• **Work to be completed**
What is the number of lines in the data that hold the string "time"? Reply with that number only.

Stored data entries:
--- Begin ---
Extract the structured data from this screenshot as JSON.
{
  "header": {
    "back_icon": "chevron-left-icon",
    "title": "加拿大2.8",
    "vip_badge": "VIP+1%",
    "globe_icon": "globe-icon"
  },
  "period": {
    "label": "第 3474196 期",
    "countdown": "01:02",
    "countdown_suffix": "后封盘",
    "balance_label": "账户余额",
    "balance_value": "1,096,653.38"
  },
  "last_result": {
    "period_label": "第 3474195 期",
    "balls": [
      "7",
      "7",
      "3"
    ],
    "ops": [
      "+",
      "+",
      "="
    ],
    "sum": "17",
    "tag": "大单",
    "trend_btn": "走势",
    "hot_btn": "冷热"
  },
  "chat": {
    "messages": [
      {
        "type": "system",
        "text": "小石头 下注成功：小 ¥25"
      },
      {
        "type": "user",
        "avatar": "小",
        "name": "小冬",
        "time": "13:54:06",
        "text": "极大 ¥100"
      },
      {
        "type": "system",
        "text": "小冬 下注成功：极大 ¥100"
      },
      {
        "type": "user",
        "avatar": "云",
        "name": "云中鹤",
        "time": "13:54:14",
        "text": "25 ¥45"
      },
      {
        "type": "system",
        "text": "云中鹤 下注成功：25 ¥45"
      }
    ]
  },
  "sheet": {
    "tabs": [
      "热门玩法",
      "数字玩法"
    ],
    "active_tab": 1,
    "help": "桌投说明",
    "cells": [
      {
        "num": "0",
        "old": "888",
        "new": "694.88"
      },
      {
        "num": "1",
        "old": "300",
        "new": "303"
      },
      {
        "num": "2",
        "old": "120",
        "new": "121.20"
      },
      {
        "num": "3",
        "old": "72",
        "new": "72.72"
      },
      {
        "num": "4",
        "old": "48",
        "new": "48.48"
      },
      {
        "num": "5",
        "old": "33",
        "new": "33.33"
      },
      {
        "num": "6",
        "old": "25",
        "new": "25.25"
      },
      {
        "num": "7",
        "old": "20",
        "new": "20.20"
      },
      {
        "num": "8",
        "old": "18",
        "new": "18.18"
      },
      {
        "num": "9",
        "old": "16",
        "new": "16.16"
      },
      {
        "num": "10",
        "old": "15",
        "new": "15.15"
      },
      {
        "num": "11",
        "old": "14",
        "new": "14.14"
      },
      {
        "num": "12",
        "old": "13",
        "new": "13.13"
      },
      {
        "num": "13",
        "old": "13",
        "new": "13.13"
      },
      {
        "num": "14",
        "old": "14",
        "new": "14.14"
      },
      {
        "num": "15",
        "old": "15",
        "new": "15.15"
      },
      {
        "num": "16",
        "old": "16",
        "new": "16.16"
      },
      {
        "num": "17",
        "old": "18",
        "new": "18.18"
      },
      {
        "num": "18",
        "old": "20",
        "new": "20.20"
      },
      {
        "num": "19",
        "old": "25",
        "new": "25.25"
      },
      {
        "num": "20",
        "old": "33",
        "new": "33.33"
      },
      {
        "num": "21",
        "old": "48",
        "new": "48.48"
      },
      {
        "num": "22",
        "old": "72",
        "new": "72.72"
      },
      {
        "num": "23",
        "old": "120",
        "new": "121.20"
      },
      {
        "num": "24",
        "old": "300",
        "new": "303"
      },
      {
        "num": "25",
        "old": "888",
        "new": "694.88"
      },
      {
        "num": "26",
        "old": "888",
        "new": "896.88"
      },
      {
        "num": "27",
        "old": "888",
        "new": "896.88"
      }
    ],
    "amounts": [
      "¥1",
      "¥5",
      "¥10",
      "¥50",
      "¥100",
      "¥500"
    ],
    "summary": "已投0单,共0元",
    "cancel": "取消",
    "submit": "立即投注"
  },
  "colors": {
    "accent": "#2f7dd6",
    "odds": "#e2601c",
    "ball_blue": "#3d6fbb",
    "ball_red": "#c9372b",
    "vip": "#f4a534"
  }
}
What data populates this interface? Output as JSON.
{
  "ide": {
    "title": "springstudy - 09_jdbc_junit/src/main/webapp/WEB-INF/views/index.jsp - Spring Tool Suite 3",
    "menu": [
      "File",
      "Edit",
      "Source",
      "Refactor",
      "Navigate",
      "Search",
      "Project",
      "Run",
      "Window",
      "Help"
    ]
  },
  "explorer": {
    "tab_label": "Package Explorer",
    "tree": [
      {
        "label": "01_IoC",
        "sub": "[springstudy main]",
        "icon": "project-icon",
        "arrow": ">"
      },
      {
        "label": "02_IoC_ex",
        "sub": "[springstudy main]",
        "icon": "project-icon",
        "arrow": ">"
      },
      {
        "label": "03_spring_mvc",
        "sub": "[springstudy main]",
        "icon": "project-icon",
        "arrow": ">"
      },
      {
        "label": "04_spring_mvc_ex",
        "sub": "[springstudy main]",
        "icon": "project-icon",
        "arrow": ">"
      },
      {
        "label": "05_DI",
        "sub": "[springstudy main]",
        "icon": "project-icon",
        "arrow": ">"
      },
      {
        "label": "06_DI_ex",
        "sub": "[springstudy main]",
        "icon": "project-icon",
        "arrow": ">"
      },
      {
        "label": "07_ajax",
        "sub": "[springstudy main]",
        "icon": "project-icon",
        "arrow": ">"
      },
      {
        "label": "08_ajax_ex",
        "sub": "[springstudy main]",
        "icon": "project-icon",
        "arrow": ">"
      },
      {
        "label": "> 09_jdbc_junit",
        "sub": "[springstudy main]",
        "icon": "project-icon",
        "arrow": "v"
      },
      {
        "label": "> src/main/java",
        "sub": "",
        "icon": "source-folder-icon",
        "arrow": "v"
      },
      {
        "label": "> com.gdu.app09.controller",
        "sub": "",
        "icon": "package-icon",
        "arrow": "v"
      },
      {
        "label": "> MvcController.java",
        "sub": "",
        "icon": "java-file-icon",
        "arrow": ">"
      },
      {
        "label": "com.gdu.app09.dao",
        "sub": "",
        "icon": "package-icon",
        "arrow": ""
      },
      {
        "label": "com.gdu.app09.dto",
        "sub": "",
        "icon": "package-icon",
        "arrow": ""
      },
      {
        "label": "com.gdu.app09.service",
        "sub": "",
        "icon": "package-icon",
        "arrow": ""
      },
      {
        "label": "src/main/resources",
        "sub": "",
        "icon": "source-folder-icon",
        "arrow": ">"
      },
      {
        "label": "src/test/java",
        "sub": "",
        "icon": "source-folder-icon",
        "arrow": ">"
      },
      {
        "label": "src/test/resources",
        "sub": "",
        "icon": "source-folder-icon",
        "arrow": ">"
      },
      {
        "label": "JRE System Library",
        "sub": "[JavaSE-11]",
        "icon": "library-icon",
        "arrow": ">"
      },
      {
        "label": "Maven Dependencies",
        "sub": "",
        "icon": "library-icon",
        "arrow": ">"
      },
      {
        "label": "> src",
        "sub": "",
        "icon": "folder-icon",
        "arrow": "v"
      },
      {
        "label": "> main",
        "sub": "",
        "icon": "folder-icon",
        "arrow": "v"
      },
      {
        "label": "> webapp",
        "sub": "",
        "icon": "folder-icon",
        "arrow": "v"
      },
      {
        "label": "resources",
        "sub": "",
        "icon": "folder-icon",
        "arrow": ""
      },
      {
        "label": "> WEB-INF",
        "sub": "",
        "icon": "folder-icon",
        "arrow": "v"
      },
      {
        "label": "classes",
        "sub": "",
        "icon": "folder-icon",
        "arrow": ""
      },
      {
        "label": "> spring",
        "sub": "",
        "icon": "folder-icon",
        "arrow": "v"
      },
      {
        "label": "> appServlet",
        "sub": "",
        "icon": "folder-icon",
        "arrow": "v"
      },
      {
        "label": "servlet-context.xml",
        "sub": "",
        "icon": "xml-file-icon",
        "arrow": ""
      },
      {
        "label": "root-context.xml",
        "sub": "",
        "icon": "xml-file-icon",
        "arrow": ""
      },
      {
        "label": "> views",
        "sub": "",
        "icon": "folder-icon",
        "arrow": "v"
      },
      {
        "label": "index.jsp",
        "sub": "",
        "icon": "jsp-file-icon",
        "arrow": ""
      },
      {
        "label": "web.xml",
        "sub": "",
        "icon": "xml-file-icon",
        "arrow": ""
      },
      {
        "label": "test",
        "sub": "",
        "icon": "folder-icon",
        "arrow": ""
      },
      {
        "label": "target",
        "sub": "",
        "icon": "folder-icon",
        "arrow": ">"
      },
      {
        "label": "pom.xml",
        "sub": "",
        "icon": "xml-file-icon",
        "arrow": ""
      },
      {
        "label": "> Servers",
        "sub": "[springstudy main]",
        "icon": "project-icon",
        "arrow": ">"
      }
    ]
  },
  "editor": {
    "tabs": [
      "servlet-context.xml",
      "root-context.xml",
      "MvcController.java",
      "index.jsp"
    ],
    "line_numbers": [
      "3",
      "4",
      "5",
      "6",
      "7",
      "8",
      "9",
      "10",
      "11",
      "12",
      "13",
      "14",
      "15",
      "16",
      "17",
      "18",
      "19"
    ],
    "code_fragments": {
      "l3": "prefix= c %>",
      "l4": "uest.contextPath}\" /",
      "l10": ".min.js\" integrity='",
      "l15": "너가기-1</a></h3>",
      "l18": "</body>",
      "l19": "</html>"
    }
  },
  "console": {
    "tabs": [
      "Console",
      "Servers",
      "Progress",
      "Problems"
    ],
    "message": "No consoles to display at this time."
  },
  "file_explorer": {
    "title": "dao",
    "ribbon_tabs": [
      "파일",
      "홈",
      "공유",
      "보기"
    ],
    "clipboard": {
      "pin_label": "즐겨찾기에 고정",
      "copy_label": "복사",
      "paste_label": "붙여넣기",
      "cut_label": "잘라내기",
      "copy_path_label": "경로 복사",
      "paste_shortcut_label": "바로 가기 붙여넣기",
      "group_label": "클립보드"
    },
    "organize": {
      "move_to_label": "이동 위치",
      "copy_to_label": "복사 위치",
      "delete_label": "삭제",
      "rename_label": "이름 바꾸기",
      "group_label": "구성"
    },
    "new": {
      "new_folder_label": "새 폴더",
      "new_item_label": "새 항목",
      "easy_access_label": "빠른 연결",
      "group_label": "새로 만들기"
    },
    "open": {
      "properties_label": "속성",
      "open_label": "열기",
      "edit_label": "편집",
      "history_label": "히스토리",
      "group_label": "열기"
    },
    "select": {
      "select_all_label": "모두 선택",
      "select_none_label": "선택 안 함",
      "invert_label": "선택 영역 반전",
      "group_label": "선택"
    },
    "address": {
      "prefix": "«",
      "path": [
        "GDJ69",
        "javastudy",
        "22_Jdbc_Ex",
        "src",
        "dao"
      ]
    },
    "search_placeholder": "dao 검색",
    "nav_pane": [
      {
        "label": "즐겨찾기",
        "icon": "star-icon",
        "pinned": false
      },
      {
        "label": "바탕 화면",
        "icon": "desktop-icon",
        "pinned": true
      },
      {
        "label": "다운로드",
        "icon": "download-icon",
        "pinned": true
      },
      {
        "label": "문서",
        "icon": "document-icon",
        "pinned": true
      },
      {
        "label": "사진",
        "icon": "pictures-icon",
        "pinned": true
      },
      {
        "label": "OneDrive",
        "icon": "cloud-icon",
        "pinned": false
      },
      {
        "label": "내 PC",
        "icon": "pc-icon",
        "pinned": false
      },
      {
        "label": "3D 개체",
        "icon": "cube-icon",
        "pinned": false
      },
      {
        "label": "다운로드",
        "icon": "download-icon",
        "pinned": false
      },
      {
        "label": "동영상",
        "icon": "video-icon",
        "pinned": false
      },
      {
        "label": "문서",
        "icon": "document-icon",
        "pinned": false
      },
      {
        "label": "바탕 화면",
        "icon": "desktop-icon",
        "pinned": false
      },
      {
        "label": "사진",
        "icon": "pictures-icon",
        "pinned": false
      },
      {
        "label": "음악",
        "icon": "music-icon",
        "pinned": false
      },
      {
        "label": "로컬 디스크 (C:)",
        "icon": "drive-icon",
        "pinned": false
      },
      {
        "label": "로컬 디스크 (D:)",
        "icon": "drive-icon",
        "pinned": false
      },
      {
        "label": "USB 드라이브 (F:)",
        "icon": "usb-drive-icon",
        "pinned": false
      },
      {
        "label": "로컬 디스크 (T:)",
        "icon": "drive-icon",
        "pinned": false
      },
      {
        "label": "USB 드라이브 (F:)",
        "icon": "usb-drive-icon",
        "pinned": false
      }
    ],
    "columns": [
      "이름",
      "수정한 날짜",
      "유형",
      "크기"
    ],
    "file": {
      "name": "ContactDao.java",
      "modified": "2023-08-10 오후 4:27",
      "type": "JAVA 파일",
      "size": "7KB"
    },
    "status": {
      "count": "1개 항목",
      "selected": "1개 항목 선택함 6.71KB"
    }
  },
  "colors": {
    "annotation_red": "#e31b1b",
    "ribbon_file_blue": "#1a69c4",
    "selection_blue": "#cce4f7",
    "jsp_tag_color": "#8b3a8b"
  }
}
--- End ---
• **Output**
3